◆ **Aim of the task**
Each line that holds the word "含中专学历人员" should be returned.

━━━ Dataset content

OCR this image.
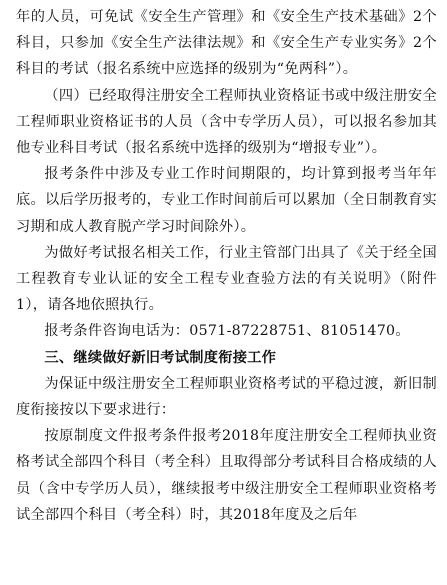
年的人员，可免试《安全生产管理》和《安全生产技术基础》2个科目，只参加《安全生产法律法规》和《安全生产专业实务》2个科目的考试（报名系统中应选择的级别为“免两科”）。

（四）已经取得注册安全工程师执业资格证书或中级注册安全工程师职业资格证书的人员（含中专学历人员），可以报名参加其他专业科目考试（报名系统中选择的级别为“增报专业”）。

报考条件中涉及专业工作时间期限的，均计算到报考当年年底。以后学历报考的，专业工作时间前后可以累加（全日制教育实习期和成人教育脱产学习时间除外）。

为做好考试报名相关工作，行业主管部门出具了《关于经全国工程教育专业认证的安全工程专业查验方法的有关说明》（附件1），请各地依照执行。

报考条件咨询电话为：0571-87228751、81051470。

三、继续做好新旧考试制度衔接工作

为保证中级注册安全工程师职业资格考试的平稳过渡，新旧制度衔接按以下要求进行：

按原制度文件报考条件报考2018年度注册安全工程师执业资格考试全部四个科目（考全科）且取得部分考试科目合格成绩的人员（含中专学历人员），继续报考中级注册安全工程师职业资格考试全部四个科目（考全科）时，其2018年度及之后年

━━━━━━

◆ **The response**
（四）已经取得注册安全工程师执业资格证书或中级注册安全工程师职业资格证书的人员（含中专学历人员），可以报名参加其他专业科目考试（报名系统中选择的级别为“增报专业”）。
按原制度文件报考条件报考2018年度注册安全工程师执业资格考试全部四个科目（考全科）且取得部分考试科目合格成绩的人员（含中专学历人员），继续报考中级注册安全工程师职业资格考试全部四个科目（考全科）时，其2018年度及之后年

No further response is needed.